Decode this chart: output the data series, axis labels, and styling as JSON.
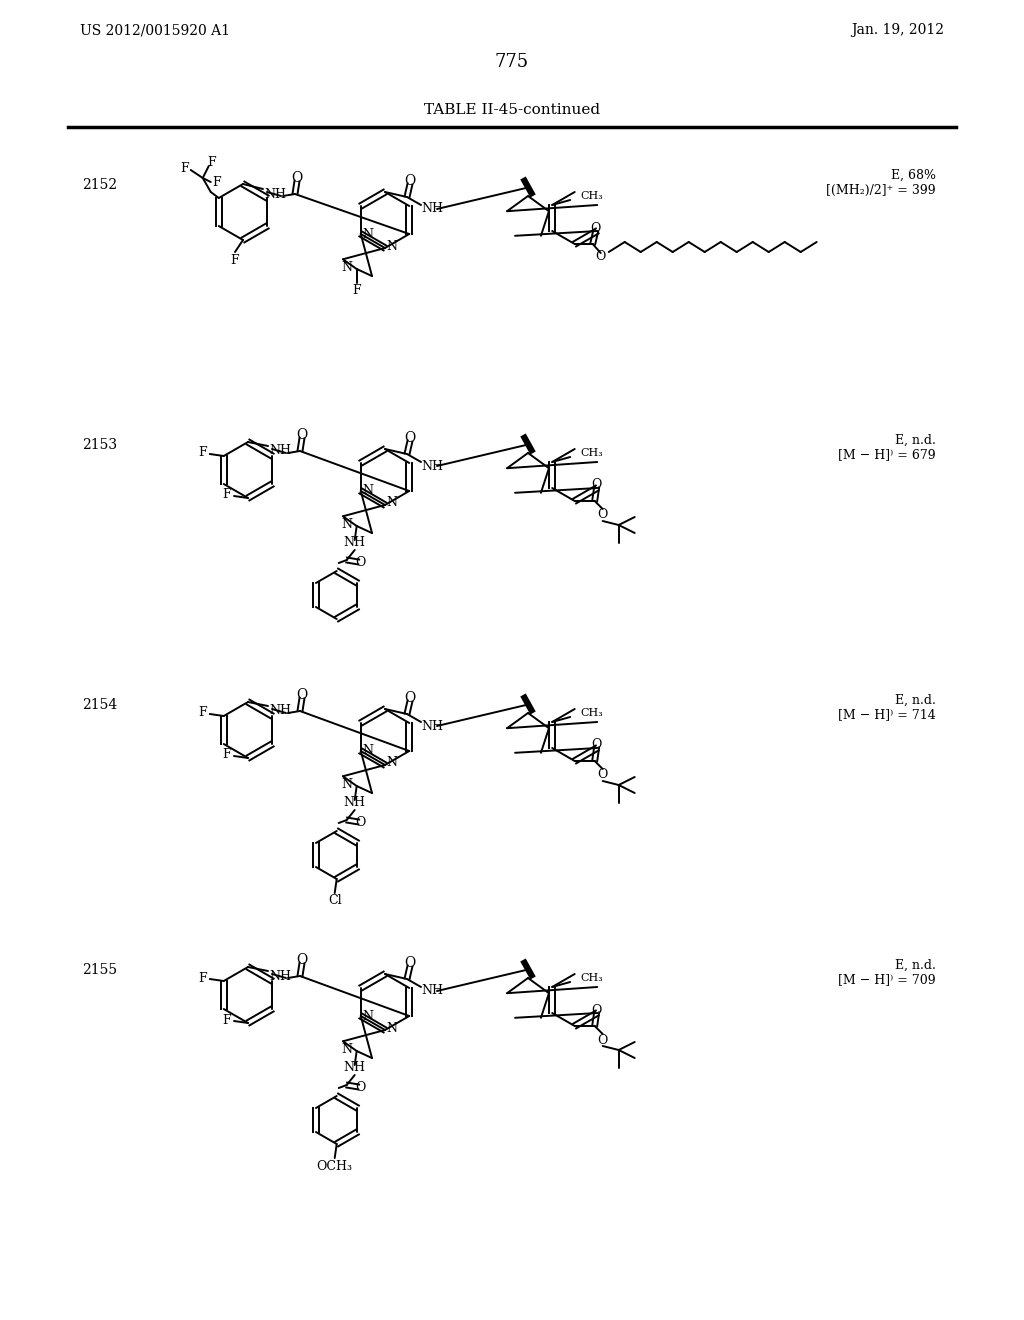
{
  "patent_number": "US 2012/0015920 A1",
  "patent_date": "Jan. 19, 2012",
  "page_number": "775",
  "table_title": "TABLE II-45-continued",
  "compounds": [
    {
      "id": "2152",
      "annotation_line1": "E, 68%",
      "annotation_line2": "[(MH₂)/2]⁺ = 399"
    },
    {
      "id": "2153",
      "annotation_line1": "E, n.d.",
      "annotation_line2": "[M − H]⁾ = 679"
    },
    {
      "id": "2154",
      "annotation_line1": "E, n.d.",
      "annotation_line2": "[M − H]⁾ = 714"
    },
    {
      "id": "2155",
      "annotation_line1": "E, n.d.",
      "annotation_line2": "[M − H]⁾ = 709"
    }
  ],
  "bg_color": "#ffffff"
}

* [Brief]:
Without including any pictures, output all the entries above exactly.

* [Exercise output]:
Decode this chart: output the data series, axis labels, and styling as JSON.
{
  "patent_number": "US 2012/0015920 A1",
  "patent_date": "Jan. 19, 2012",
  "page_number": "775",
  "table_title": "TABLE II-45-continued",
  "compounds": [
    {
      "id": "2152",
      "annotation_line1": "E, 68%",
      "annotation_line2": "[(MH₂)/2]⁺ = 399"
    },
    {
      "id": "2153",
      "annotation_line1": "E, n.d.",
      "annotation_line2": "[M − H]⁾ = 679"
    },
    {
      "id": "2154",
      "annotation_line1": "E, n.d.",
      "annotation_line2": "[M − H]⁾ = 714"
    },
    {
      "id": "2155",
      "annotation_line1": "E, n.d.",
      "annotation_line2": "[M − H]⁾ = 709"
    }
  ],
  "bg_color": "#ffffff"
}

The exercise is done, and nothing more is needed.